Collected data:
::::::::

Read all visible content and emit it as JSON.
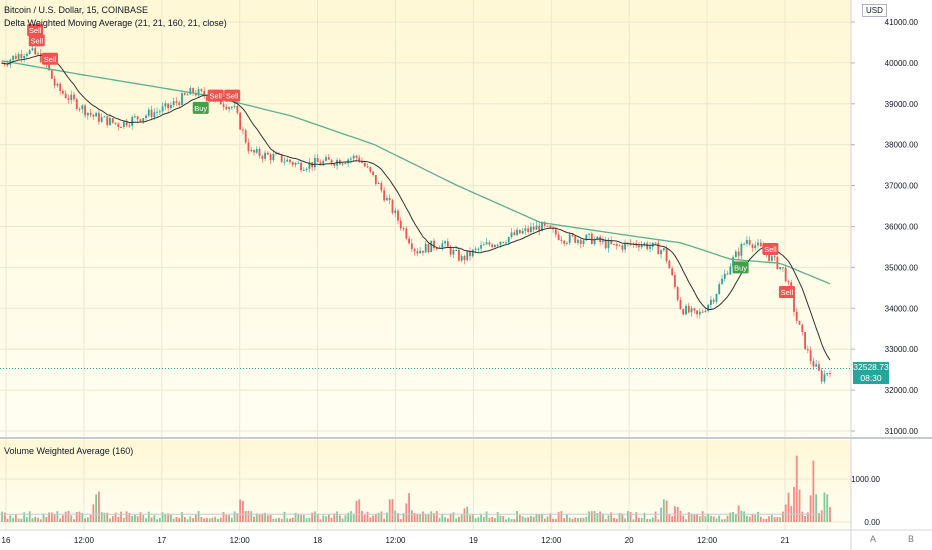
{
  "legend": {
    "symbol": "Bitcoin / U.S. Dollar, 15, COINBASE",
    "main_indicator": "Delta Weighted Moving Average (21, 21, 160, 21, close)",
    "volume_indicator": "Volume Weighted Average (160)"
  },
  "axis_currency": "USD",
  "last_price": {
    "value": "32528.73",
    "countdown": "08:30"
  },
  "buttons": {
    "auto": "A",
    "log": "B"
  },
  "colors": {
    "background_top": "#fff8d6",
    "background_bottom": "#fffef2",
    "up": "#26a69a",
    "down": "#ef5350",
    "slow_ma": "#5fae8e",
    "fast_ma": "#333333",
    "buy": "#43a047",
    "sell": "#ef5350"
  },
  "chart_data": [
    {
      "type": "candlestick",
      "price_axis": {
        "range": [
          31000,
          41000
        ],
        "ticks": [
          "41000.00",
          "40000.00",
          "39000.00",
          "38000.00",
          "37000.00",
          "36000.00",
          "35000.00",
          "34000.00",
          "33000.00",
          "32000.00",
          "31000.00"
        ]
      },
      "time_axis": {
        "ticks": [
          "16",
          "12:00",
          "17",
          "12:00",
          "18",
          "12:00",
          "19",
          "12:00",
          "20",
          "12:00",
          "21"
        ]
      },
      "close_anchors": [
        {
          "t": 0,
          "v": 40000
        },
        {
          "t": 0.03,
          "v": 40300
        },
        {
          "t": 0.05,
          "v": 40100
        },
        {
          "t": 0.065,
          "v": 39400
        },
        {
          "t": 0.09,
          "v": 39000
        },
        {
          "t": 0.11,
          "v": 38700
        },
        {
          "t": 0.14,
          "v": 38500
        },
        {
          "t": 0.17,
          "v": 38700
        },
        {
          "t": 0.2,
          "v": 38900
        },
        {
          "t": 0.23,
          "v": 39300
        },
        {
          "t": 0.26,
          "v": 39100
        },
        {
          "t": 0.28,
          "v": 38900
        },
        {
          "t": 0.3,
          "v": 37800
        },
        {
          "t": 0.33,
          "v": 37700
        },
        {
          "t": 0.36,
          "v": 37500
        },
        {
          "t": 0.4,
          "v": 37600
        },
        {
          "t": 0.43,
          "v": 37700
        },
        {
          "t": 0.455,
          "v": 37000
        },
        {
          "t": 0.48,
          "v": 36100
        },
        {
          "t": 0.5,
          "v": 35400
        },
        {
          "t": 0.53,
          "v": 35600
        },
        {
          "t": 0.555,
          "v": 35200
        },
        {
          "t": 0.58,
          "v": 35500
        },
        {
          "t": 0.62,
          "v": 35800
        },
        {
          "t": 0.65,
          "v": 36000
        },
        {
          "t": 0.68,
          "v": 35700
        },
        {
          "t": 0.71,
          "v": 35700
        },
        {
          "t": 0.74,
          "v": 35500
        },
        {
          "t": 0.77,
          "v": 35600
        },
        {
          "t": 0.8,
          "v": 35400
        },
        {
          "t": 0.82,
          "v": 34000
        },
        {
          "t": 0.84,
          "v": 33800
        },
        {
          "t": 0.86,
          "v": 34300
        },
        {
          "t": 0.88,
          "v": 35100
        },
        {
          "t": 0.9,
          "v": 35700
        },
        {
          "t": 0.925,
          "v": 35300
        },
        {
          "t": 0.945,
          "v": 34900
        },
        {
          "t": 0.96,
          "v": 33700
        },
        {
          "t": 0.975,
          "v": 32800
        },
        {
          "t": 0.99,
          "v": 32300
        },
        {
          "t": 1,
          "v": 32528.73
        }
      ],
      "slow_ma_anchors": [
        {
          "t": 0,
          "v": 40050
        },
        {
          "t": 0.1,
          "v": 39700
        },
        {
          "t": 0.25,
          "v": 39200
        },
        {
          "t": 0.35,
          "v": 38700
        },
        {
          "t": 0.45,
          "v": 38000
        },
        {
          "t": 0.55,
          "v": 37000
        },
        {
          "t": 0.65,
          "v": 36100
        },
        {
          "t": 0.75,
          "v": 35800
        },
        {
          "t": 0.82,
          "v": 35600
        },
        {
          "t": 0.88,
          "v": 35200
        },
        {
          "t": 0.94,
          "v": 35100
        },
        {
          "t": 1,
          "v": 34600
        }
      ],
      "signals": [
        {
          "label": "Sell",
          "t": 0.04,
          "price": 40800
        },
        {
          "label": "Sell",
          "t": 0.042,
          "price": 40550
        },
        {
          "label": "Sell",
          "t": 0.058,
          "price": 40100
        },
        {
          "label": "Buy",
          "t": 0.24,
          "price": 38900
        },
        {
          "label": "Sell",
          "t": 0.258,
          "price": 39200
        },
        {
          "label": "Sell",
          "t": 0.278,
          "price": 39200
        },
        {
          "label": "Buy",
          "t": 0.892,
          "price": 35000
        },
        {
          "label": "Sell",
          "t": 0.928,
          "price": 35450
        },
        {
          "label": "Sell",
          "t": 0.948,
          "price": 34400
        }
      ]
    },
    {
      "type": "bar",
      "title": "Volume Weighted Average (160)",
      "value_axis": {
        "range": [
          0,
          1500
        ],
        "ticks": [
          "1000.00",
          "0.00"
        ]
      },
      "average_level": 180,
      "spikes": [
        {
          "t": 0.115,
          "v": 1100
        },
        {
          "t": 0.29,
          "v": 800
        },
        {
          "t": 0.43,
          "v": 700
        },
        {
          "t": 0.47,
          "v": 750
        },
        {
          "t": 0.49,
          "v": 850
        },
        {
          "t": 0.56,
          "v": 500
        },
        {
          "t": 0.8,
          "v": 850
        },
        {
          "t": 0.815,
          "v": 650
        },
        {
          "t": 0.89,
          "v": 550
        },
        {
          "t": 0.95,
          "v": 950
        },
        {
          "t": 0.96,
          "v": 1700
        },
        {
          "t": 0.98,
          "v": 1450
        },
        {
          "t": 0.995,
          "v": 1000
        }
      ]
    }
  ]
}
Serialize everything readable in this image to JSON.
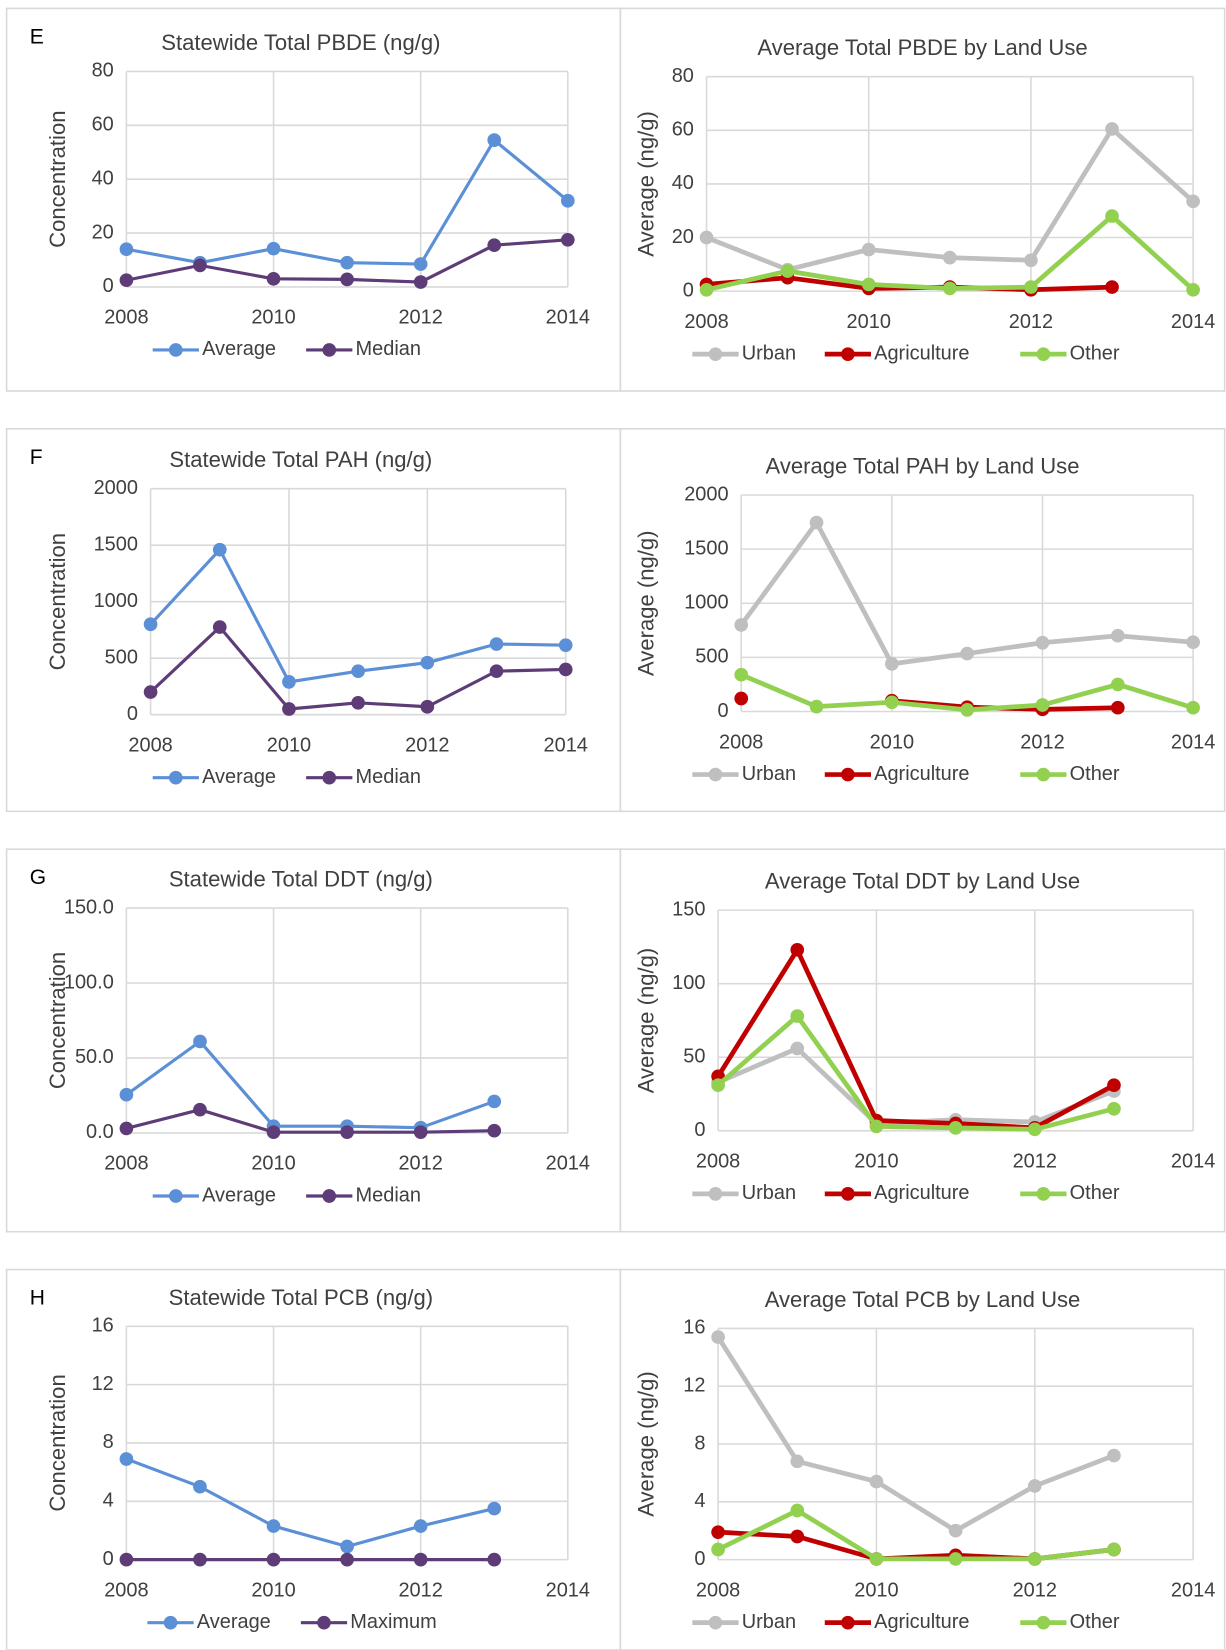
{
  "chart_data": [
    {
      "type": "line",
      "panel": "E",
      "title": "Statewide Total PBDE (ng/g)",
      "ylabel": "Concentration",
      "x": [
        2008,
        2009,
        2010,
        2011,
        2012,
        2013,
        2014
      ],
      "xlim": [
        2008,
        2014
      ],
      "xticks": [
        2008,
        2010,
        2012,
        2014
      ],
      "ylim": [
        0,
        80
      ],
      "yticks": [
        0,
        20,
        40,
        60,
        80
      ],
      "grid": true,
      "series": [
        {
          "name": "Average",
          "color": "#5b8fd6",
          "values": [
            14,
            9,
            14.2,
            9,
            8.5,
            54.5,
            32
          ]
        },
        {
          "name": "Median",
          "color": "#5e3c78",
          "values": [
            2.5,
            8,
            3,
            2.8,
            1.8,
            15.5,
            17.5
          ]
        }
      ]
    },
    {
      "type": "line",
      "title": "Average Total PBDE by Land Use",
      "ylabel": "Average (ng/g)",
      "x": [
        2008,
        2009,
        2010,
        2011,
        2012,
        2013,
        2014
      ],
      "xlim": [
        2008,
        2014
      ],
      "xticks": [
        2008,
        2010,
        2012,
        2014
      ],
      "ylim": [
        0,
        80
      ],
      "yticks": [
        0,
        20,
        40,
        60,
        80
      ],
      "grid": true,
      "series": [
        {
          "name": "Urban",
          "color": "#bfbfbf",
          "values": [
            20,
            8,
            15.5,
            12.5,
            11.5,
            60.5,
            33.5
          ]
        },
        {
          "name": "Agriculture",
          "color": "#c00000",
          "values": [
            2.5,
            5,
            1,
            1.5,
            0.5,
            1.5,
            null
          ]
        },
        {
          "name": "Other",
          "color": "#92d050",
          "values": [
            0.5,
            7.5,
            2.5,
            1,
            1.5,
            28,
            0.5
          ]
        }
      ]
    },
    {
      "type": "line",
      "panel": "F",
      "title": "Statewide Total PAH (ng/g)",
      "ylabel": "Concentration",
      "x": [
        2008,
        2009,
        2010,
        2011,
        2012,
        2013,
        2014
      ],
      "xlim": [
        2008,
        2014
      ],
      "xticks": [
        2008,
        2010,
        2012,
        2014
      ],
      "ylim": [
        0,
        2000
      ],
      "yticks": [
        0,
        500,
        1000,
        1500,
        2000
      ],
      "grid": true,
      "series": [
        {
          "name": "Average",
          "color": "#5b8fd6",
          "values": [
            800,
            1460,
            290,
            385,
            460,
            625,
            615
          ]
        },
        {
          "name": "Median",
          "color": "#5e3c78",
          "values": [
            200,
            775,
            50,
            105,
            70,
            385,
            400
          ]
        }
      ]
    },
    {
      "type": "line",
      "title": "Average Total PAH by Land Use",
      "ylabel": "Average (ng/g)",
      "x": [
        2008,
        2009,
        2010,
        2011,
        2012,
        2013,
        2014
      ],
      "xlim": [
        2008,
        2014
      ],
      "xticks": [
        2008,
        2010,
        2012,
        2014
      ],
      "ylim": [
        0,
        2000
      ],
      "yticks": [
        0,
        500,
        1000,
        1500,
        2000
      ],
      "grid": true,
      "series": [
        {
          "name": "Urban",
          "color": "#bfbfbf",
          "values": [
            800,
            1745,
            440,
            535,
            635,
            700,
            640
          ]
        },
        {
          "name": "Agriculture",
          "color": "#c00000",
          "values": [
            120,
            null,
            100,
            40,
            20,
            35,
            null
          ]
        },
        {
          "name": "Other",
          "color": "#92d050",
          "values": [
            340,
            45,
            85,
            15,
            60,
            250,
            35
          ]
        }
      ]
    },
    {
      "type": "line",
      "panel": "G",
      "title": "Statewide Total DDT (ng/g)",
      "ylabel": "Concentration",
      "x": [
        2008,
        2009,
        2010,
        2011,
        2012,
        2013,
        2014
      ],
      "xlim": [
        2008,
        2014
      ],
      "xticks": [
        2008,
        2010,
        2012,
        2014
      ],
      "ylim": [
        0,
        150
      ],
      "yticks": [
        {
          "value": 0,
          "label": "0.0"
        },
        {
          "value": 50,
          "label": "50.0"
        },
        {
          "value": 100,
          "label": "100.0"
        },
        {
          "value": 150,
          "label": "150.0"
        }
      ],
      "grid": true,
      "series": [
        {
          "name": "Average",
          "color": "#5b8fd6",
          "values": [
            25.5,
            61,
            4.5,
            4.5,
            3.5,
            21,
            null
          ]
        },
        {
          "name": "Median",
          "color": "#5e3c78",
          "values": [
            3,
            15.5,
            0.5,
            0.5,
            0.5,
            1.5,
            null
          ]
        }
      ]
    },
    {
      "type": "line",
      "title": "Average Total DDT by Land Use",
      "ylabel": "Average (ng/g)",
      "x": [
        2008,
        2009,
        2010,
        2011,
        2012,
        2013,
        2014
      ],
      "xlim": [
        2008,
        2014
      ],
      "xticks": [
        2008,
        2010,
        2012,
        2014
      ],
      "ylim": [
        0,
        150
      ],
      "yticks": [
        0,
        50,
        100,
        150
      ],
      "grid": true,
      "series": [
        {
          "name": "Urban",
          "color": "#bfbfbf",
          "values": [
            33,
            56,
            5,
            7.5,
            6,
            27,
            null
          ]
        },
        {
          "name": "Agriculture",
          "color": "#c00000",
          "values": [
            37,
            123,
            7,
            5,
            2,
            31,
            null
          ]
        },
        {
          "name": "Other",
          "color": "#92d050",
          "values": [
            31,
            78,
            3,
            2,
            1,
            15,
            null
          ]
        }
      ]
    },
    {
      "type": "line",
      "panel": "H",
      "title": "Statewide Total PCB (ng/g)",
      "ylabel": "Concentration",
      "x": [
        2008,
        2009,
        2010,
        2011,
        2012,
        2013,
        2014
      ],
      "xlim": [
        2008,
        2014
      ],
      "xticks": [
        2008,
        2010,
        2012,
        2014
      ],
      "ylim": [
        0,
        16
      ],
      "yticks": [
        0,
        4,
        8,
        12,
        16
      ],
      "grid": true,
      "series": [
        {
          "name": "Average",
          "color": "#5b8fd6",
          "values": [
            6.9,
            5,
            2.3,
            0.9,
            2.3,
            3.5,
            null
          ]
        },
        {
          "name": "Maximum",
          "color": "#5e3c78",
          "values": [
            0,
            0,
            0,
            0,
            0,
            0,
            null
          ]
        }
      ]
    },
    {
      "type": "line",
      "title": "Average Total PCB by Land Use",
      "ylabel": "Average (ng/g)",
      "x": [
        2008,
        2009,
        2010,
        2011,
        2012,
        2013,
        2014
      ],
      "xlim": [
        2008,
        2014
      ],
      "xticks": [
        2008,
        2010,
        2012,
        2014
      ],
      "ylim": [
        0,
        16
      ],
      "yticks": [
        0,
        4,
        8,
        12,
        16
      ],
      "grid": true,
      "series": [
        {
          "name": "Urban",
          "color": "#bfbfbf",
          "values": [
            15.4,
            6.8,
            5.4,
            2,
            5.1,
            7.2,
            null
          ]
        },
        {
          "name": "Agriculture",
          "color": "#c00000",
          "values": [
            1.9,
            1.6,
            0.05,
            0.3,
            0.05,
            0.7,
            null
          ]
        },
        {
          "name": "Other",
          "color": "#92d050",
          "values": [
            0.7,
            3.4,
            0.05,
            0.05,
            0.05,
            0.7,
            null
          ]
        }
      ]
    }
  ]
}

::::::::

> [SET EXERCISE] From the entries above, copy every line containing the word "Statewide".

> [WRITTEN SOLUTION]
      "title": "Statewide Total PBDE (ng/g)",
      "title": "Statewide Total PAH (ng/g)",
      "title": "Statewide Total DDT (ng/g)",
      "title": "Statewide Total PCB (ng/g)",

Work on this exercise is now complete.